**INFORMATION SUPPLIED**
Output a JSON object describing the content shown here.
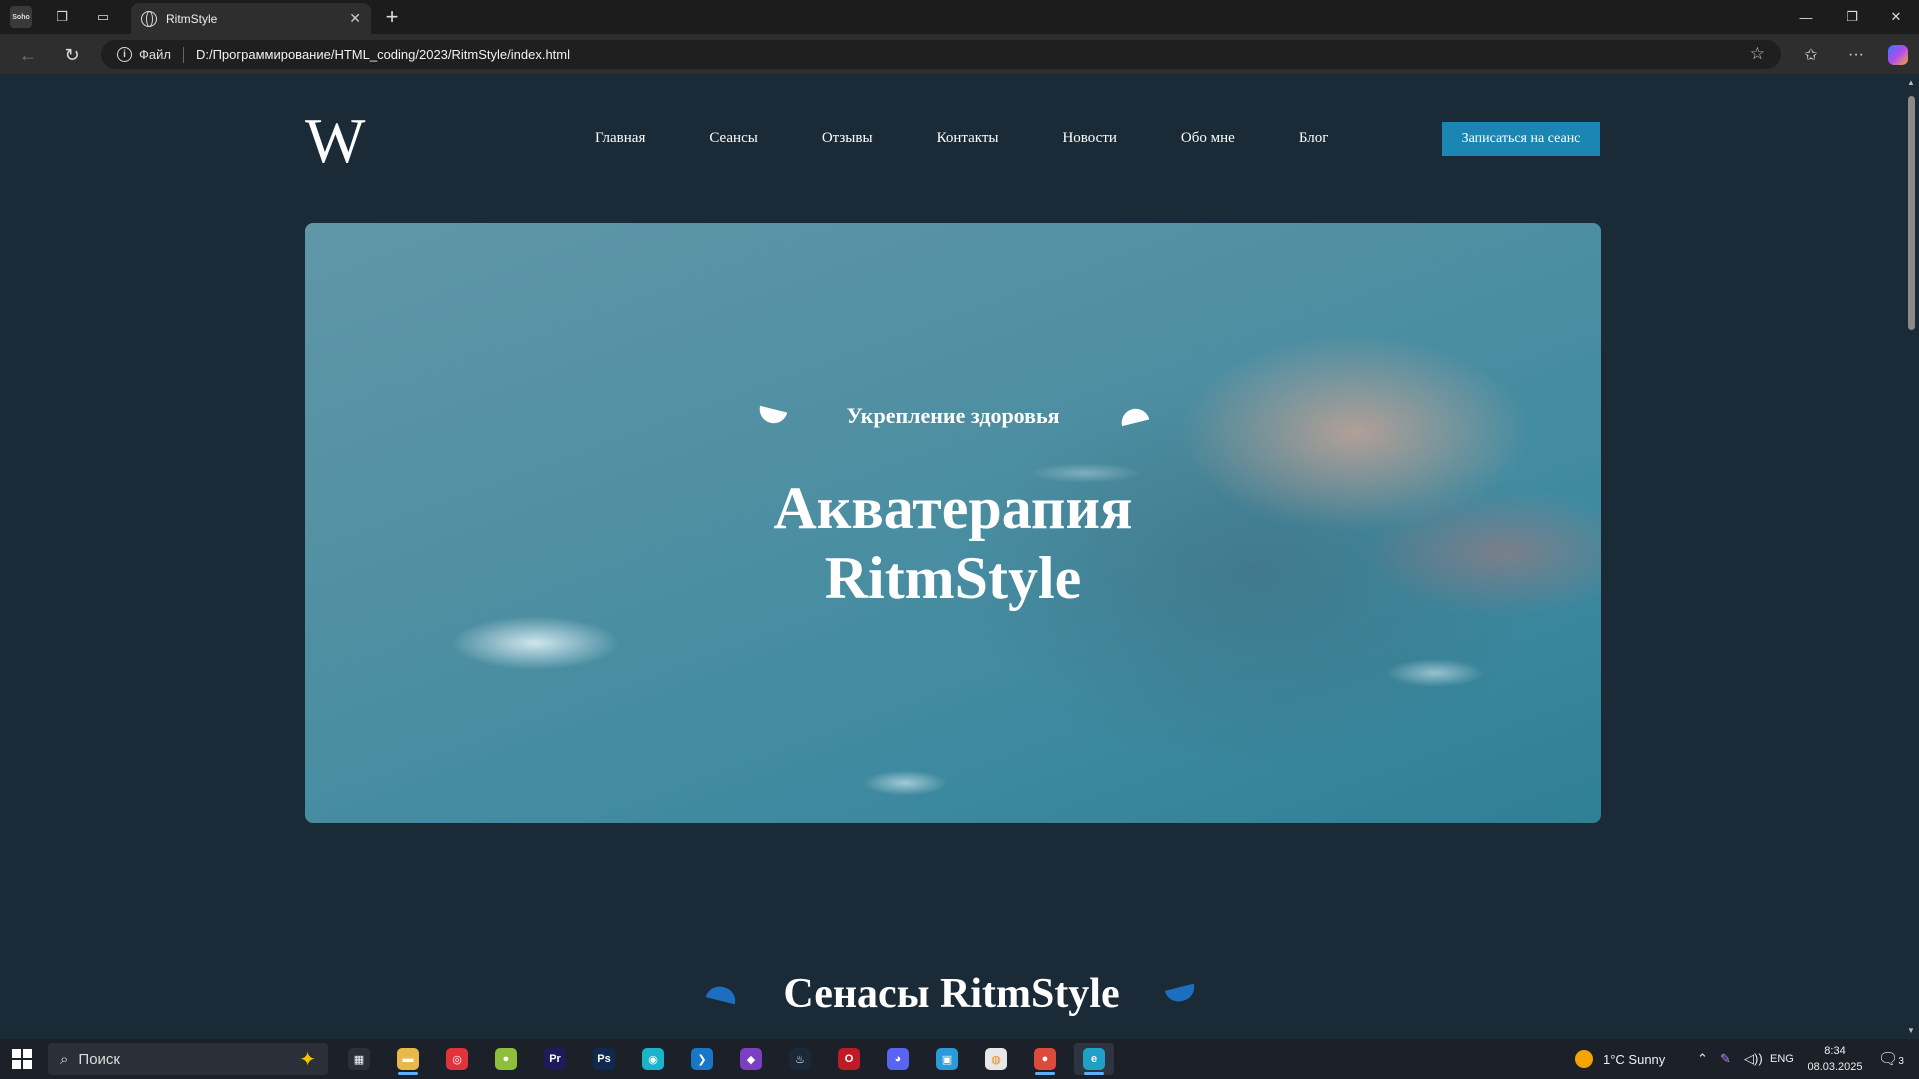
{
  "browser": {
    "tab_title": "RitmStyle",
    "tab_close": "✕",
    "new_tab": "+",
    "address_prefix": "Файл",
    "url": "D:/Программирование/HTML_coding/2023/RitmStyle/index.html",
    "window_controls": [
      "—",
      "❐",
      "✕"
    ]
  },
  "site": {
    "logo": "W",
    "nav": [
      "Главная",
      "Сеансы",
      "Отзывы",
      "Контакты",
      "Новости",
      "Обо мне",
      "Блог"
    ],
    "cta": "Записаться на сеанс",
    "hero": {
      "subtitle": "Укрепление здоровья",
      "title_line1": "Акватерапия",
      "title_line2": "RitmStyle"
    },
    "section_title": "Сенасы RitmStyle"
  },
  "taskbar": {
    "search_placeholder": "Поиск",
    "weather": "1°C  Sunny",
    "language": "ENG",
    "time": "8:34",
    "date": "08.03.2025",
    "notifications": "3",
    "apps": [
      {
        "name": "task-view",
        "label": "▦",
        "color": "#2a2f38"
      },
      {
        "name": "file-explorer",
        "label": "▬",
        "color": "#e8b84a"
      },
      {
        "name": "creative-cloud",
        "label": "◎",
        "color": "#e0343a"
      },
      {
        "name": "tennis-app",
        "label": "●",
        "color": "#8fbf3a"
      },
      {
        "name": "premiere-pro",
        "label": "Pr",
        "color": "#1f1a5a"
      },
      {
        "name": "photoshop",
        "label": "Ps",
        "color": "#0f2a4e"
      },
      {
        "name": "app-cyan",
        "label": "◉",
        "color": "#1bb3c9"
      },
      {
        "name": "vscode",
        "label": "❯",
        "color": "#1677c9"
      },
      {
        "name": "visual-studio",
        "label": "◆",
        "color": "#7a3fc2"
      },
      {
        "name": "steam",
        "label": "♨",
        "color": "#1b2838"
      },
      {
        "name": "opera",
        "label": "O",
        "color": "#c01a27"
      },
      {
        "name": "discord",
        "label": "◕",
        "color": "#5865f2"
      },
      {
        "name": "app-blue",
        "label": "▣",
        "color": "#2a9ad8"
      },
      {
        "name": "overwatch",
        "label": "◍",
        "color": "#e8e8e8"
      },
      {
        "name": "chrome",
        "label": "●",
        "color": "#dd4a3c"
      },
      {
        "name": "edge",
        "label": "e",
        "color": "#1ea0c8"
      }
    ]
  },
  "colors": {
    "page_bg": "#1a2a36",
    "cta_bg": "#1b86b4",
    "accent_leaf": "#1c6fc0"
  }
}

---

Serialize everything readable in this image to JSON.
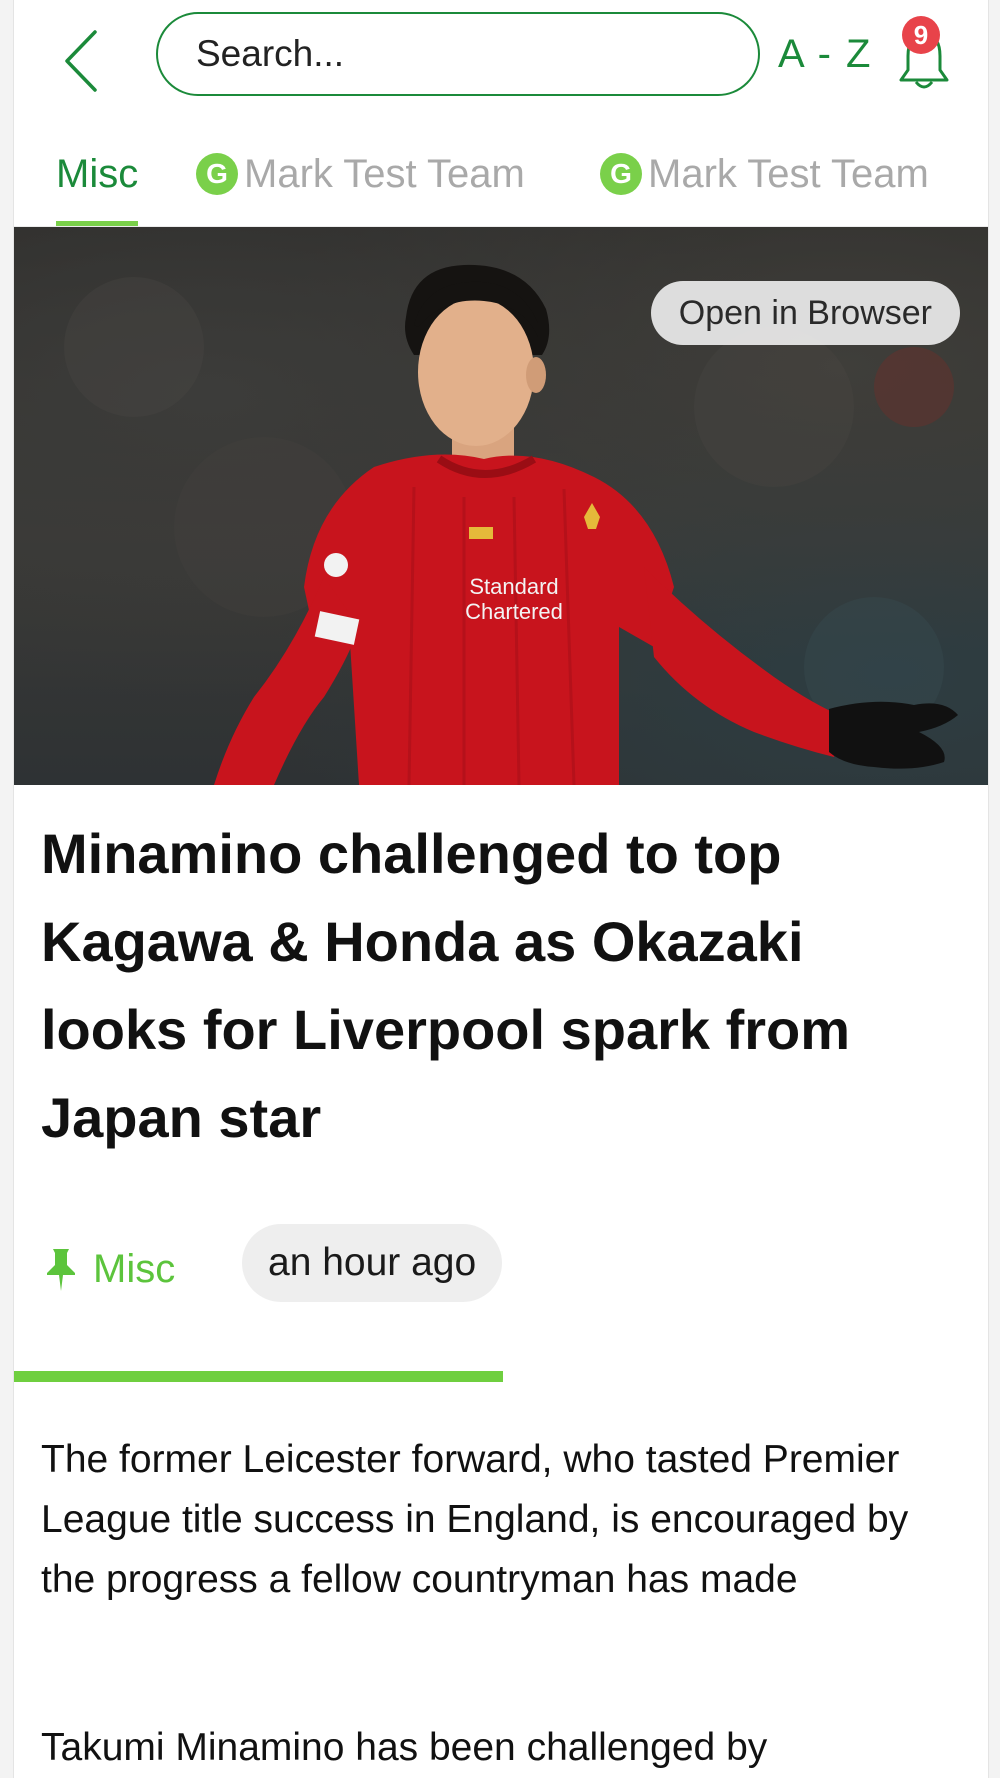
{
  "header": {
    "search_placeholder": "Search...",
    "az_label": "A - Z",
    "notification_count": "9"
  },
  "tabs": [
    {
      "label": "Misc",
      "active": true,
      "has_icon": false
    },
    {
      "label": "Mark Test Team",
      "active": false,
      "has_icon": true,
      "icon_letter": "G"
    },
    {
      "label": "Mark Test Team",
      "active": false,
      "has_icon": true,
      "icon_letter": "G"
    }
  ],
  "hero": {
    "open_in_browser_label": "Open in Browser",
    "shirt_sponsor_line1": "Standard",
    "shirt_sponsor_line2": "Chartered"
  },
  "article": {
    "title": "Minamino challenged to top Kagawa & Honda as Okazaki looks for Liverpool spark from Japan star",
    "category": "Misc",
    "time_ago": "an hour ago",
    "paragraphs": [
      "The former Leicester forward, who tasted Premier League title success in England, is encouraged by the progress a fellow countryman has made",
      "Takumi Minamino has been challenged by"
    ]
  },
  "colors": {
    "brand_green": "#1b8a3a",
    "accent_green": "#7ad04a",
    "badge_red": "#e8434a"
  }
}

--

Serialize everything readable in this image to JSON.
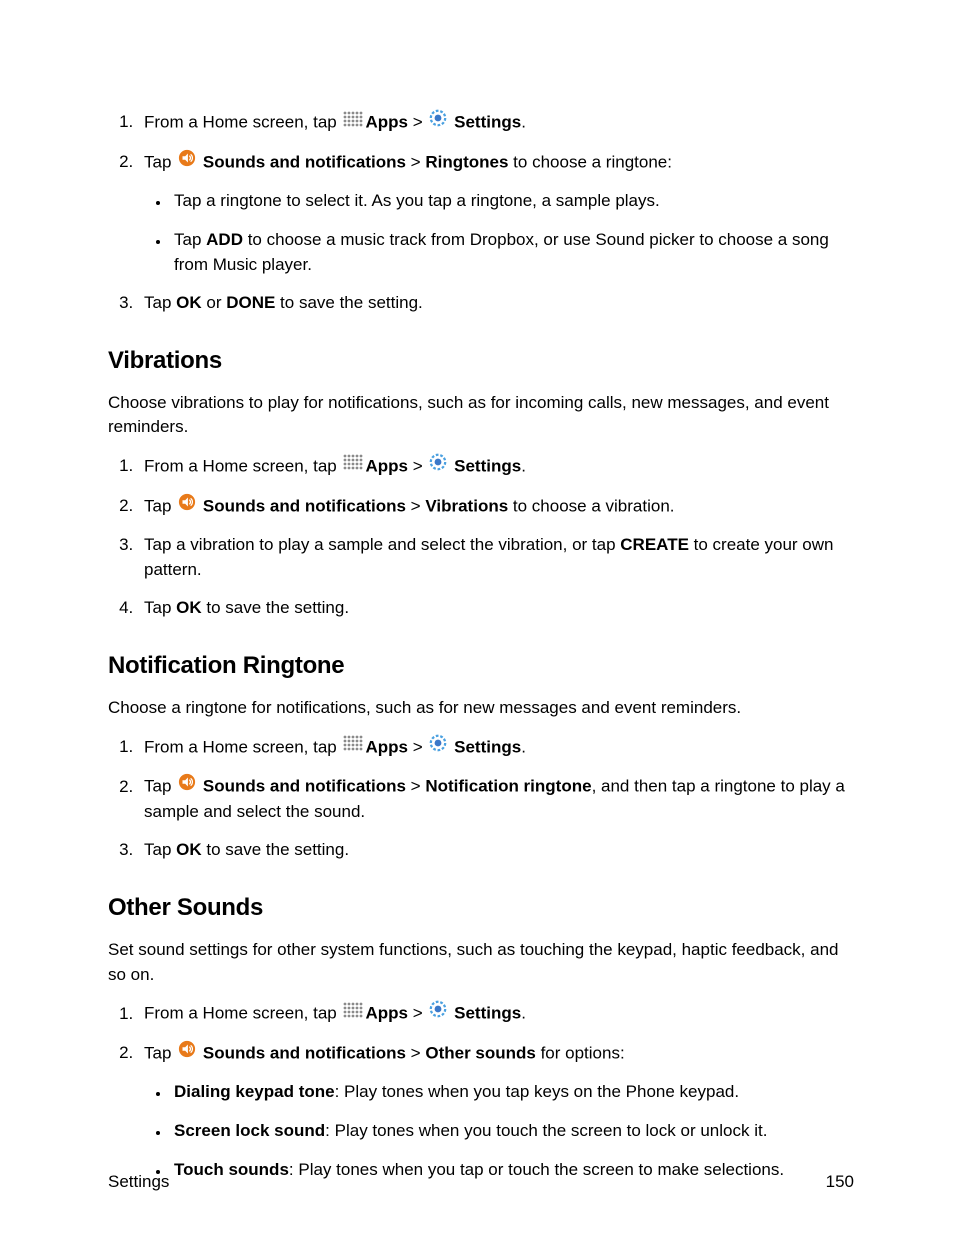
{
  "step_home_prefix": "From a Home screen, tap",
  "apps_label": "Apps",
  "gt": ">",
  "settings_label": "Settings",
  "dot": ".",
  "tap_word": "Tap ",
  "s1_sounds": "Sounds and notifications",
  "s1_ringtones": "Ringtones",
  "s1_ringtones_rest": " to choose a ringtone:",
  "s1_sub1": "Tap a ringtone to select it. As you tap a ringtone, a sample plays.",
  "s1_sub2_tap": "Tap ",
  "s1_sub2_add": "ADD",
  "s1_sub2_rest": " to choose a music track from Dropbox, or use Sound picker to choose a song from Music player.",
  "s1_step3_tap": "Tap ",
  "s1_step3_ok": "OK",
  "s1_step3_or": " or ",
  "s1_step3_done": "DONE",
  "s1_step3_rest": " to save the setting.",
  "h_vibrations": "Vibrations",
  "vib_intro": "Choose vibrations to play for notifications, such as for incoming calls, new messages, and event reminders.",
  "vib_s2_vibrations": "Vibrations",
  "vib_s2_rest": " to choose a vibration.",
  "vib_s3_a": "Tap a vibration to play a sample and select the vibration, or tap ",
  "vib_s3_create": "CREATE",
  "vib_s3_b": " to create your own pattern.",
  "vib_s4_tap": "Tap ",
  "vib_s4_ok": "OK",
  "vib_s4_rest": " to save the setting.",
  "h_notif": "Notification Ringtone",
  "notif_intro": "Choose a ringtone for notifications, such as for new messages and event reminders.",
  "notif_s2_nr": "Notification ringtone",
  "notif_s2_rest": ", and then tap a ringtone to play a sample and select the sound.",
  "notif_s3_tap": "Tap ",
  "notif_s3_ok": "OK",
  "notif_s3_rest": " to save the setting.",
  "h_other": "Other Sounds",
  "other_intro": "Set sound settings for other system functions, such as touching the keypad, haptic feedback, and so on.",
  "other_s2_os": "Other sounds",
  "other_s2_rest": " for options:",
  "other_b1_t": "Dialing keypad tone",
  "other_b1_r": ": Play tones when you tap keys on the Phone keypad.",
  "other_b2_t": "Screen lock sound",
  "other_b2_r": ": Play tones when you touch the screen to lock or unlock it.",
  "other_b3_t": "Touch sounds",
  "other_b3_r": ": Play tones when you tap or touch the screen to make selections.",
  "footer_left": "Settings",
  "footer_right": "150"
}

**WHAT TO PRODUCE**
Locate all lines in the listing above with the word "save" and copy them.

**EXERCISE OUTPUT**
  "s1_step3_rest": " to save the setting.",
  "vib_s4_rest": " to save the setting.",
  "notif_s3_rest": " to save the setting.",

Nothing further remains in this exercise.